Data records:
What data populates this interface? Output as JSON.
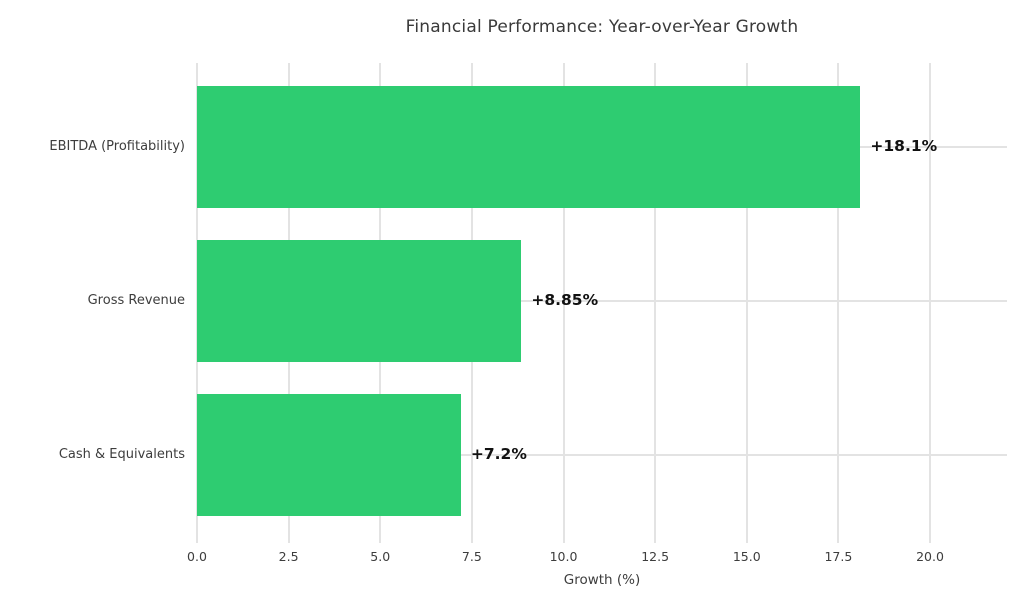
{
  "chart_data": {
    "type": "bar",
    "orientation": "horizontal",
    "title": "Financial Performance: Year-over-Year Growth",
    "categories": [
      "EBITDA (Profitability)",
      "Gross Revenue",
      "Cash & Equivalents"
    ],
    "values": [
      18.1,
      8.85,
      7.2
    ],
    "value_labels": [
      "+18.1%",
      "+8.85%",
      "+7.2%"
    ],
    "xlabel": "Growth (%)",
    "xticks": [
      0.0,
      2.5,
      5.0,
      7.5,
      10.0,
      12.5,
      15.0,
      17.5,
      20.0
    ],
    "xtick_labels": [
      "0.0",
      "2.5",
      "5.0",
      "7.5",
      "10.0",
      "12.5",
      "15.0",
      "17.5",
      "20.0"
    ],
    "xlim": [
      0,
      22.1
    ],
    "grid": true,
    "legend": null,
    "colors": {
      "bar": "#2ecc71",
      "background": "#ffffff",
      "gridline": "#e3e3e3",
      "title_text": "#3a3a3a",
      "tick_text": "#3d3d3d",
      "value_text": "#111111"
    }
  }
}
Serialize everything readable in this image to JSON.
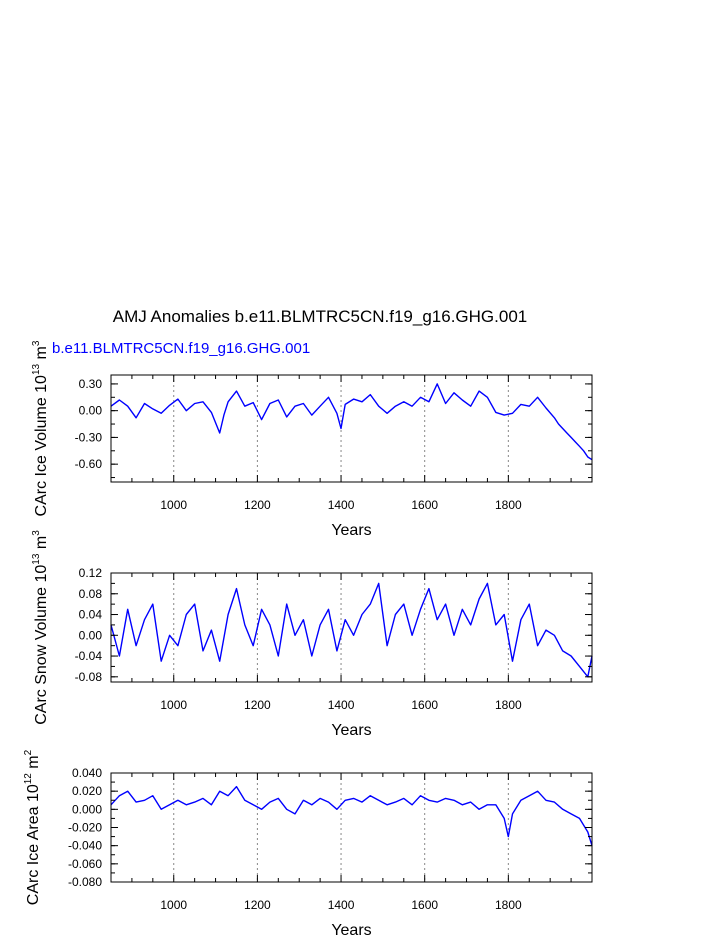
{
  "title": "AMJ Anomalies b.e11.BLMTRC5CN.f19_g16.GHG.001",
  "colors": {
    "series": "#0000ff",
    "axis": "#000000",
    "grid": "#888888"
  },
  "chart_data": [
    {
      "type": "line",
      "legend_label": "b.e11.BLMTRC5CN.f19_g16.GHG.001",
      "ylabel": {
        "main": "CArc Ice Volume 10",
        "exp1": "13",
        "mid": " m",
        "exp2": "3"
      },
      "xlabel": "Years",
      "xlim": [
        850,
        2000
      ],
      "ylim": [
        -0.8,
        0.4
      ],
      "xticks": [
        1000,
        1200,
        1400,
        1600,
        1800
      ],
      "xtick_labels": [
        "1000",
        "1200",
        "1400",
        "1600",
        "1800"
      ],
      "yticks": [
        0.3,
        0.0,
        -0.3,
        -0.6
      ],
      "ytick_labels": [
        "0.30",
        "0.00",
        "-0.30",
        "-0.60"
      ],
      "x": [
        850,
        870,
        890,
        910,
        930,
        950,
        970,
        990,
        1010,
        1030,
        1050,
        1070,
        1090,
        1110,
        1120,
        1130,
        1150,
        1170,
        1190,
        1210,
        1230,
        1250,
        1270,
        1290,
        1310,
        1330,
        1350,
        1370,
        1390,
        1400,
        1410,
        1430,
        1450,
        1470,
        1490,
        1510,
        1530,
        1550,
        1570,
        1590,
        1610,
        1630,
        1650,
        1670,
        1690,
        1710,
        1730,
        1750,
        1770,
        1790,
        1810,
        1830,
        1850,
        1870,
        1890,
        1910,
        1920,
        1930,
        1940,
        1950,
        1960,
        1970,
        1980,
        1990,
        2000
      ],
      "values": [
        0.05,
        0.12,
        0.05,
        -0.08,
        0.08,
        0.02,
        -0.03,
        0.06,
        0.13,
        0.0,
        0.08,
        0.1,
        -0.02,
        -0.25,
        -0.05,
        0.1,
        0.22,
        0.05,
        0.09,
        -0.1,
        0.08,
        0.12,
        -0.07,
        0.05,
        0.08,
        -0.05,
        0.05,
        0.15,
        -0.03,
        -0.2,
        0.07,
        0.13,
        0.1,
        0.18,
        0.05,
        -0.03,
        0.05,
        0.1,
        0.05,
        0.15,
        0.1,
        0.3,
        0.08,
        0.2,
        0.12,
        0.05,
        0.22,
        0.15,
        -0.02,
        -0.05,
        -0.03,
        0.07,
        0.05,
        0.15,
        0.03,
        -0.08,
        -0.15,
        -0.2,
        -0.25,
        -0.3,
        -0.35,
        -0.4,
        -0.45,
        -0.52,
        -0.55
      ]
    },
    {
      "type": "line",
      "ylabel": {
        "main": "CArc Snow Volume 10",
        "exp1": "13",
        "mid": " m",
        "exp2": "3"
      },
      "xlabel": "Years",
      "xlim": [
        850,
        2000
      ],
      "ylim": [
        -0.09,
        0.12
      ],
      "xticks": [
        1000,
        1200,
        1400,
        1600,
        1800
      ],
      "xtick_labels": [
        "1000",
        "1200",
        "1400",
        "1600",
        "1800"
      ],
      "yticks": [
        0.12,
        0.08,
        0.04,
        0.0,
        -0.04,
        -0.08
      ],
      "ytick_labels": [
        "0.12",
        "0.08",
        "0.04",
        "0.00",
        "-0.04",
        "-0.08"
      ],
      "x": [
        850,
        870,
        890,
        910,
        930,
        950,
        970,
        990,
        1010,
        1030,
        1050,
        1070,
        1090,
        1110,
        1130,
        1150,
        1170,
        1190,
        1210,
        1230,
        1250,
        1270,
        1290,
        1310,
        1330,
        1350,
        1370,
        1390,
        1410,
        1430,
        1450,
        1470,
        1490,
        1510,
        1530,
        1550,
        1570,
        1590,
        1610,
        1630,
        1650,
        1670,
        1690,
        1710,
        1730,
        1750,
        1770,
        1790,
        1810,
        1830,
        1850,
        1870,
        1890,
        1910,
        1930,
        1950,
        1970,
        1990,
        2000
      ],
      "values": [
        0.02,
        -0.04,
        0.05,
        -0.02,
        0.03,
        0.06,
        -0.05,
        0.0,
        -0.02,
        0.04,
        0.06,
        -0.03,
        0.01,
        -0.05,
        0.04,
        0.09,
        0.02,
        -0.02,
        0.05,
        0.02,
        -0.04,
        0.06,
        0.0,
        0.03,
        -0.04,
        0.02,
        0.05,
        -0.03,
        0.03,
        0.0,
        0.04,
        0.06,
        0.1,
        -0.02,
        0.04,
        0.06,
        0.0,
        0.05,
        0.09,
        0.03,
        0.06,
        0.0,
        0.05,
        0.02,
        0.07,
        0.1,
        0.02,
        0.04,
        -0.05,
        0.03,
        0.06,
        -0.02,
        0.01,
        0.0,
        -0.03,
        -0.04,
        -0.06,
        -0.08,
        -0.04
      ]
    },
    {
      "type": "line",
      "ylabel": {
        "main": "CArc Ice Area 10",
        "exp1": "12",
        "mid": " m",
        "exp2": "2"
      },
      "xlabel": "Years",
      "xlim": [
        850,
        2000
      ],
      "ylim": [
        -0.08,
        0.04
      ],
      "xticks": [
        1000,
        1200,
        1400,
        1600,
        1800
      ],
      "xtick_labels": [
        "1000",
        "1200",
        "1400",
        "1600",
        "1800"
      ],
      "yticks": [
        0.04,
        0.02,
        0.0,
        -0.02,
        -0.04,
        -0.06,
        -0.08
      ],
      "ytick_labels": [
        "0.040",
        "0.020",
        "0.000",
        "-0.020",
        "-0.040",
        "-0.060",
        "-0.080"
      ],
      "x": [
        850,
        870,
        890,
        910,
        930,
        950,
        970,
        990,
        1010,
        1030,
        1050,
        1070,
        1090,
        1110,
        1130,
        1150,
        1170,
        1190,
        1210,
        1230,
        1250,
        1270,
        1290,
        1310,
        1330,
        1350,
        1370,
        1390,
        1410,
        1430,
        1450,
        1470,
        1490,
        1510,
        1530,
        1550,
        1570,
        1590,
        1610,
        1630,
        1650,
        1670,
        1690,
        1710,
        1730,
        1750,
        1770,
        1790,
        1800,
        1810,
        1830,
        1850,
        1870,
        1890,
        1910,
        1930,
        1950,
        1970,
        1990,
        2000
      ],
      "values": [
        0.005,
        0.015,
        0.02,
        0.008,
        0.01,
        0.015,
        0.0,
        0.005,
        0.01,
        0.005,
        0.008,
        0.012,
        0.005,
        0.02,
        0.015,
        0.025,
        0.01,
        0.005,
        0.0,
        0.008,
        0.012,
        0.0,
        -0.005,
        0.01,
        0.005,
        0.012,
        0.008,
        0.0,
        0.01,
        0.012,
        0.008,
        0.015,
        0.01,
        0.005,
        0.008,
        0.012,
        0.005,
        0.015,
        0.01,
        0.008,
        0.012,
        0.01,
        0.005,
        0.008,
        0.0,
        0.005,
        0.005,
        -0.01,
        -0.03,
        -0.005,
        0.01,
        0.015,
        0.02,
        0.01,
        0.008,
        0.0,
        -0.005,
        -0.01,
        -0.025,
        -0.04
      ]
    }
  ]
}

- [TASK GOAL]: Which lines hold the string "CArc"? Copy all of them from the data above.

- [THE OUTPUT]:
        "main": "CArc Ice Volume 10",
        "main": "CArc Snow Volume 10",
        "main": "CArc Ice Area 10",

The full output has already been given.